───── Given records ─────

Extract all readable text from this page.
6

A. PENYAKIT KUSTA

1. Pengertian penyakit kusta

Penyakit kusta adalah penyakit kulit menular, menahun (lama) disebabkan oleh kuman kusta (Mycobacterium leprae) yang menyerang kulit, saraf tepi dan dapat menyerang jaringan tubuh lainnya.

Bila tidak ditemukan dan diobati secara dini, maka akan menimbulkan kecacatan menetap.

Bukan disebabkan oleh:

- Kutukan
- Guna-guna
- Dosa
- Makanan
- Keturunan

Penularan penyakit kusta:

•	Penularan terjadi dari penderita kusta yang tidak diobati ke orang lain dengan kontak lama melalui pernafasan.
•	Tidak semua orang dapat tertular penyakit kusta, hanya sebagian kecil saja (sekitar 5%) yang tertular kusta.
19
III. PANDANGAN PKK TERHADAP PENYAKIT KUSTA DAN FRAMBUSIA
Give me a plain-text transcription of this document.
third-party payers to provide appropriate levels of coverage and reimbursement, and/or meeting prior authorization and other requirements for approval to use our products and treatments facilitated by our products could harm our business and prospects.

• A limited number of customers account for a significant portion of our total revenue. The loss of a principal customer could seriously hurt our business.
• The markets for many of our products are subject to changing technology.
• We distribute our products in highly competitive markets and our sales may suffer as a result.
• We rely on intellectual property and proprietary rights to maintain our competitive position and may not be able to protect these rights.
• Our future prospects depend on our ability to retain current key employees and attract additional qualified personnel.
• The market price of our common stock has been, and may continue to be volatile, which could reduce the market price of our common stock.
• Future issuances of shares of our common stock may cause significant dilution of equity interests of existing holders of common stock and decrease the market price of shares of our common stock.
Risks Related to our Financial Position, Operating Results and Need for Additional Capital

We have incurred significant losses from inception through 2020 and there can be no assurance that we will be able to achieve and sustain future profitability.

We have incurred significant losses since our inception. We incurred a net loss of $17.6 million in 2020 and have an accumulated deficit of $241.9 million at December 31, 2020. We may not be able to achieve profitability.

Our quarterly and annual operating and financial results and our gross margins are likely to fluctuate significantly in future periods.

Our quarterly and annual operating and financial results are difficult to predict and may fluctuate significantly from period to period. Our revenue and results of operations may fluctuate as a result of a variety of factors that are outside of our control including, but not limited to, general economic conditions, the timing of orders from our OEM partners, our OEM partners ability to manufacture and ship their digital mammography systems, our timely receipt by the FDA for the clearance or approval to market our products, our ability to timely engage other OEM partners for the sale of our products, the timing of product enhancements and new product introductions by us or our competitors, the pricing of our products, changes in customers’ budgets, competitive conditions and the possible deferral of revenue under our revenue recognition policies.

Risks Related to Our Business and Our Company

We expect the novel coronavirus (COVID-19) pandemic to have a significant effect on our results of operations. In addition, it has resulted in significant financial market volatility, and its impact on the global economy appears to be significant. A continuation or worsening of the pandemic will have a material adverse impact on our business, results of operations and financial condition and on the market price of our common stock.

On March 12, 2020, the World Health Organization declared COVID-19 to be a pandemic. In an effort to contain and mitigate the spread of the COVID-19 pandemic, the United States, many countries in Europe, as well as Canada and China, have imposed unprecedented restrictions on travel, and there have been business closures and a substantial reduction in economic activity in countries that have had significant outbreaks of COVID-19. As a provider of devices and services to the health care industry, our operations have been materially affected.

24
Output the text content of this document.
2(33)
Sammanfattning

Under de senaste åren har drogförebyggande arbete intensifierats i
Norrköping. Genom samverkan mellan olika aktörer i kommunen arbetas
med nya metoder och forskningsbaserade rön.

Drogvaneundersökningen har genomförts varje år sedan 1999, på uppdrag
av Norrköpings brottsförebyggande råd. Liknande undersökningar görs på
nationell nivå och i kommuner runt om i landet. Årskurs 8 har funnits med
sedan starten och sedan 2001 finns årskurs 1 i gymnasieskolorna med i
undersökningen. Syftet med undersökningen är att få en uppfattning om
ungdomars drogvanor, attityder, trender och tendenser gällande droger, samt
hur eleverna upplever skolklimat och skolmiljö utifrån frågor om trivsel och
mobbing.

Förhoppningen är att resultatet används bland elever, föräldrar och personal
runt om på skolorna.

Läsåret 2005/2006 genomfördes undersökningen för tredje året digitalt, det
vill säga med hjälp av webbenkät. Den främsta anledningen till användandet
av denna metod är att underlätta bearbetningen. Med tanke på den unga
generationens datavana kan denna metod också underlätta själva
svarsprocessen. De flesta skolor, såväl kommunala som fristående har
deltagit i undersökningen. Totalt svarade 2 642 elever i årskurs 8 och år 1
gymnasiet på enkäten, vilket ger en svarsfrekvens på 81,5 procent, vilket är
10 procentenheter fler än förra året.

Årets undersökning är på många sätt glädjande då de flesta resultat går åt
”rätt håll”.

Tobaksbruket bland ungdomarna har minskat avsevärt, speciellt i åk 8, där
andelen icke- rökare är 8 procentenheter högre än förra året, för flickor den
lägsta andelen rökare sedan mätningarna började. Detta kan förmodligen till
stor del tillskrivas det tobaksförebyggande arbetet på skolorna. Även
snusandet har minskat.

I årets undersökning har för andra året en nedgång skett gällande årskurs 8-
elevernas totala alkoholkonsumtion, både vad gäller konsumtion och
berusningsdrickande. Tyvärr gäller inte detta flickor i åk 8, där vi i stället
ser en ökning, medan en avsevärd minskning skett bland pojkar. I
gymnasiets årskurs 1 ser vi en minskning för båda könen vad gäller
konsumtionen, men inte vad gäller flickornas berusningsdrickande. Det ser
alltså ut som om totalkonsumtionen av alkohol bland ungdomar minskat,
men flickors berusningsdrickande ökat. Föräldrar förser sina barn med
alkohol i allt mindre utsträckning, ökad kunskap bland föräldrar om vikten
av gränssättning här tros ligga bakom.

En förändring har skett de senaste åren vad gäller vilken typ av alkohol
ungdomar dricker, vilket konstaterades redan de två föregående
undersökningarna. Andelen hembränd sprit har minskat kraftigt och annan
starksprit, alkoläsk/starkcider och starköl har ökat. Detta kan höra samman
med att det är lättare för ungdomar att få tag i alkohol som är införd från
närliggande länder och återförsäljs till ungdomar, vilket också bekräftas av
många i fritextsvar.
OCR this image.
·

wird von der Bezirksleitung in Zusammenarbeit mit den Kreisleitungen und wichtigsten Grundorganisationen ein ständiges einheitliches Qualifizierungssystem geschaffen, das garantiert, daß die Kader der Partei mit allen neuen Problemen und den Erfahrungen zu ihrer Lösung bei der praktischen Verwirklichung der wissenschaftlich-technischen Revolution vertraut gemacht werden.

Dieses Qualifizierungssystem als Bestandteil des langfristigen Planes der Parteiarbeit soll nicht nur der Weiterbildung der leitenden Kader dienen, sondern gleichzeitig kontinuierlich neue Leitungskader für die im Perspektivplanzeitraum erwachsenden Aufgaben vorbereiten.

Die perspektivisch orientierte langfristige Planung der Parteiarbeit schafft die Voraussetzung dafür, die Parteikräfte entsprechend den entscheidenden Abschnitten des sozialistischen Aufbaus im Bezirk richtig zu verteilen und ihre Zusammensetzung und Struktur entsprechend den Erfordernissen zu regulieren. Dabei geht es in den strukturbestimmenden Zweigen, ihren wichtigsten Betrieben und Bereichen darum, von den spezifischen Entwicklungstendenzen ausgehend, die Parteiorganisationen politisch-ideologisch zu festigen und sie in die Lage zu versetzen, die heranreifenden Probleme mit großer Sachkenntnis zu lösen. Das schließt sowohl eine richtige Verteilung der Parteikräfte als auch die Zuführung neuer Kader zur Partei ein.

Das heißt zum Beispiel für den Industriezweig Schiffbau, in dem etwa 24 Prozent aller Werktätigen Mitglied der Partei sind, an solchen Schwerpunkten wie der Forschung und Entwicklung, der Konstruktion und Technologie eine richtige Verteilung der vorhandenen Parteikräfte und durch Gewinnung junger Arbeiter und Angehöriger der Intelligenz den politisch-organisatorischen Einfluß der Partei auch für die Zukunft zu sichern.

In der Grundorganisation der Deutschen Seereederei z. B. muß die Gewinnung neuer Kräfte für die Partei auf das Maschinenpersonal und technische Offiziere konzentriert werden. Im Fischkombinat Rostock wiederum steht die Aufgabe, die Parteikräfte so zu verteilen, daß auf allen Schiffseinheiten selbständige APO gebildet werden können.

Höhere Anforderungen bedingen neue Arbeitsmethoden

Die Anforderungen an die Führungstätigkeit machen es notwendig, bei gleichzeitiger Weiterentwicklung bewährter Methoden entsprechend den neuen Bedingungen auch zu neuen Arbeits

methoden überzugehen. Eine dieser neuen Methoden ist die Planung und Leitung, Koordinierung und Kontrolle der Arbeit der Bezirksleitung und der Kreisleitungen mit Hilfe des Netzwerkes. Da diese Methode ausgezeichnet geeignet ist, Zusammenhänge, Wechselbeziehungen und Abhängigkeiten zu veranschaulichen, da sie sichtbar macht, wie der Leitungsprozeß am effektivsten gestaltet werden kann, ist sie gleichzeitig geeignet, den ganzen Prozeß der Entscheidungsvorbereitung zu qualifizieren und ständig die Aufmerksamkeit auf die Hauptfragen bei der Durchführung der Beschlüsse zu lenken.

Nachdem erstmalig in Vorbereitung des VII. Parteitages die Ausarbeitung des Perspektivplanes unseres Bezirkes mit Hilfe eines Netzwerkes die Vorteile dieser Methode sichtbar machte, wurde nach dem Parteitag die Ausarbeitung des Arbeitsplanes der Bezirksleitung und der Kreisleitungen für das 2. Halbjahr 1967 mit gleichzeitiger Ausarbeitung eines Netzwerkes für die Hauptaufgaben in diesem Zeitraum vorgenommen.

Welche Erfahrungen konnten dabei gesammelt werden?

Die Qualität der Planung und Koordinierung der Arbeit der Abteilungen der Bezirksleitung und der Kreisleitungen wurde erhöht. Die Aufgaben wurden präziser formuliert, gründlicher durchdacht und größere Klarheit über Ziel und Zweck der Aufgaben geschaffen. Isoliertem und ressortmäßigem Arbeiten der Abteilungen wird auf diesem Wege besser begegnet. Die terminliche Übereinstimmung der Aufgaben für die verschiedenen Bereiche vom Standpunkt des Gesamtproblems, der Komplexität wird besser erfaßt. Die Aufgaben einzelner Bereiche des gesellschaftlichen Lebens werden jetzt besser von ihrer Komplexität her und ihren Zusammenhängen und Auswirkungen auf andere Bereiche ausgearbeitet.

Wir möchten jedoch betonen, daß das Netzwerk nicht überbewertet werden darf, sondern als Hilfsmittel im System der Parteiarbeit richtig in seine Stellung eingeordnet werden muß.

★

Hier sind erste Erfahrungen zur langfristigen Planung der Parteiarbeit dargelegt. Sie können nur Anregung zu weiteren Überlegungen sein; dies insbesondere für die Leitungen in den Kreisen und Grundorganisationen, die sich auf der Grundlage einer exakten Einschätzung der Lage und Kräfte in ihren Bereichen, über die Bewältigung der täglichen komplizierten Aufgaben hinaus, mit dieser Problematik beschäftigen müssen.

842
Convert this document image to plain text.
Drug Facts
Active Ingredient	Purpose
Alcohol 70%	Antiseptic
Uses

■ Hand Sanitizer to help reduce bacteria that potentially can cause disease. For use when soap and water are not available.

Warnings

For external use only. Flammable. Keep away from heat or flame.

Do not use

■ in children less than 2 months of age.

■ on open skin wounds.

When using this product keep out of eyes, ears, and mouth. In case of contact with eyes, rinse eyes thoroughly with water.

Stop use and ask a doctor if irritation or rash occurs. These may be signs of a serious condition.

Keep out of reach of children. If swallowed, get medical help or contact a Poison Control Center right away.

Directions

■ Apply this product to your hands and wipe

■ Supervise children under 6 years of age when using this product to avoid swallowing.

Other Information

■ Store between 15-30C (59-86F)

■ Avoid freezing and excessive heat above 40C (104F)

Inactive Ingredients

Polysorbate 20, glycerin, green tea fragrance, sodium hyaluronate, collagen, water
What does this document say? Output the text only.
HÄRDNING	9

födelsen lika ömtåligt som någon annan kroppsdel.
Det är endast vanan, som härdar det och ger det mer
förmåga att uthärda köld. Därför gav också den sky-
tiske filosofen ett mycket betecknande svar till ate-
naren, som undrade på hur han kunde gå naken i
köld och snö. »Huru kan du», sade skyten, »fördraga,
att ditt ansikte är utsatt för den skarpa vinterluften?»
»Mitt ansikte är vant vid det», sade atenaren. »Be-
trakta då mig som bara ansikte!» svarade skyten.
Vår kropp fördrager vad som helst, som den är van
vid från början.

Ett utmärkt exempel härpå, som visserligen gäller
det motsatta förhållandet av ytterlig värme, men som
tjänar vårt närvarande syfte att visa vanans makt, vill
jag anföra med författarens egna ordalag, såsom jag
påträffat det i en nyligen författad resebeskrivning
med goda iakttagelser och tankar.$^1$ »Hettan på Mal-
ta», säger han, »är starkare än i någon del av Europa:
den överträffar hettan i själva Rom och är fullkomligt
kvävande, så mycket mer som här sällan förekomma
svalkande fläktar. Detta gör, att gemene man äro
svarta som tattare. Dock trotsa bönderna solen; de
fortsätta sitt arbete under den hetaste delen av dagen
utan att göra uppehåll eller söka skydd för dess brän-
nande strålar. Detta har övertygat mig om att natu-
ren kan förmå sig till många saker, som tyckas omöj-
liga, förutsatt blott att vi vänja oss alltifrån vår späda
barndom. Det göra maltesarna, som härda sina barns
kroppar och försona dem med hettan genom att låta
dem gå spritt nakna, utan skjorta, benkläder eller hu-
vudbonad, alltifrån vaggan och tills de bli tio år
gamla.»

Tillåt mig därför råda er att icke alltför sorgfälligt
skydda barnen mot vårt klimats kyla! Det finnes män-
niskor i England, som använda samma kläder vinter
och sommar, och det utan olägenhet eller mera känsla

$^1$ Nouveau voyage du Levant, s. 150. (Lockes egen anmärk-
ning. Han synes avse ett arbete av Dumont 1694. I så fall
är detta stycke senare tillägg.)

─────

Among the records above, find each line holding the string "berusningsdrickande" and pull it out.

▶ **Response to the task**
berusningsdrickande. Tyvärr gäller inte detta flickor i åk 8, där vi i stället
konsumtionen, men inte vad gäller flickornas berusningsdrickande. Det ser
men flickors berusningsdrickande ökat. Föräldrar förser sina barn med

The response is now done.